■ **Directions**:
[a] From the passage on Maslow's hierarchy of needs below, list every need that the passage places above physiological needs in the hierarchy.
[b] Reproduce the passage on Maslow's hierarchy of needs below from "You may remember" up to and including "and Frederick Douglass.", renaming "hierarchy" to "pyramid".

■ **Document text**:
Watching Wil on the day, surrounded by humans who adored her, I found myself back in Psych 101. In Maslow’s hierarchy of needs, Wilhelmina was scraping the bottom of the bottom of the bottom.
You may remember the theory. If your most basic needs aren’t met, you don’t have the energy to spare on higher-order motivations. First of all is the bare-bones bedrock of physiological needs: air, water, stinky chicken, not being in physical agony et al. If you’re hurting there, you can hardly be expected to think lofty thoughts, much less have anything much to offer anyone else. You’re simply, necessarily, focused on your own survival.
If your physiological needs are met, you have the bandwidth to move on up the hierarchy and reach for security; love and belonging; self-respect; reaching your full potential; and finally, self-transcendence. Of course, very few creatures truly transcend themselves. Dr. Maslow identified exemplars like Eleanor Roosevelt, Albert Einstein and Frederick Douglass.

■ **Data provided**:
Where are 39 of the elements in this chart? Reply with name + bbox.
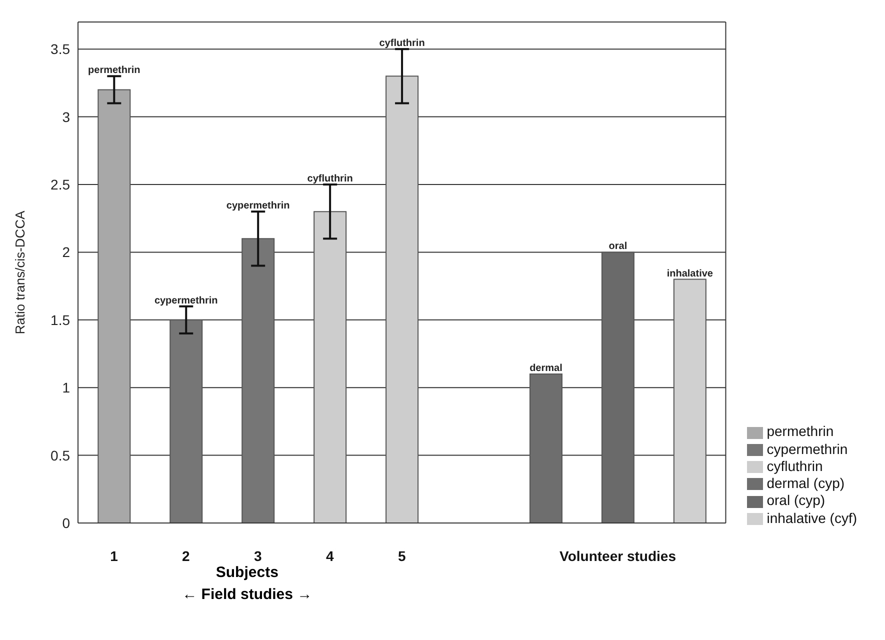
y-tick-label: 2 bbox=[62, 244, 70, 260]
bar bbox=[529, 374, 562, 523]
x-tick-label: 2 bbox=[182, 548, 190, 564]
y-tick-label: 3.5 bbox=[50, 41, 70, 58]
bar bbox=[242, 238, 275, 523]
y-axis-title: Ratio trans/cis-DCCA bbox=[12, 210, 28, 334]
y-tick-label: 1 bbox=[62, 380, 70, 396]
data-label: inhalative bbox=[666, 268, 714, 280]
legend-label: inhalative (cyf) bbox=[766, 510, 857, 526]
bar bbox=[170, 319, 203, 523]
y-tick-label: 1.5 bbox=[50, 312, 70, 328]
data-label: cyfluthrin bbox=[379, 38, 425, 50]
data-label: cypermethrin bbox=[226, 200, 290, 212]
data-label: cypermethrin bbox=[154, 295, 218, 306]
x-tick-label: 4 bbox=[326, 548, 334, 564]
x-tick-label: 3 bbox=[254, 548, 262, 564]
legend-label: cypermethrin bbox=[766, 440, 848, 457]
data-label: permethrin bbox=[88, 65, 140, 76]
y-tick-label: 2.5 bbox=[50, 176, 70, 192]
text: ← Field studies → bbox=[181, 586, 314, 603]
x-axis-title: Subjects bbox=[214, 564, 280, 581]
data-label: cyfluthrin bbox=[307, 173, 353, 184]
legend-label: cyfluthrin bbox=[766, 458, 823, 474]
y-tick-label: 0.5 bbox=[50, 447, 70, 464]
data-label: dermal bbox=[530, 363, 563, 374]
data-label: oral bbox=[608, 241, 628, 252]
bar bbox=[98, 89, 131, 523]
bar bbox=[314, 211, 347, 523]
y-tick-label: 0 bbox=[62, 514, 70, 531]
legend-label: permethrin bbox=[766, 423, 834, 440]
x-tick-label: Volunteer studies bbox=[560, 548, 676, 564]
x-tick-label: 1 bbox=[110, 548, 118, 564]
legend-label: oral (cyp) bbox=[766, 492, 826, 508]
y-tick-label: 3 bbox=[62, 108, 70, 125]
bar bbox=[601, 252, 634, 523]
x-tick-label: 5 bbox=[398, 548, 406, 564]
legend-label: dermal (cyp) bbox=[766, 475, 845, 492]
bar bbox=[673, 278, 706, 523]
bar bbox=[386, 76, 419, 523]
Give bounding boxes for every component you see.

■ **Results of the tasks**:
[a] security; love and belonging; self-respect; reaching your full potential; self-transcendence

[b]
You may remember the theory. If your most basic needs aren’t met, you don’t have the energy to spare on higher-order motivations. First of all is the bare-bones bedrock of physiological needs: air, water, stinky chicken, not being in physical agony et al. If you’re hurting there, you can hardly be expected to think lofty thoughts, much less have anything much to offer anyone else. You’re simply, necessarily, focused on your own survival.
If your physiological needs are met, you have the bandwidth to move on up the pyramid and reach for security; love and belonging; self-respect; reaching your full potential; and finally, self-transcendence. Of course, very few creatures truly transcend themselves. Dr. Maslow identified exemplars like Eleanor Roosevelt, Albert Einstein and Frederick Douglass.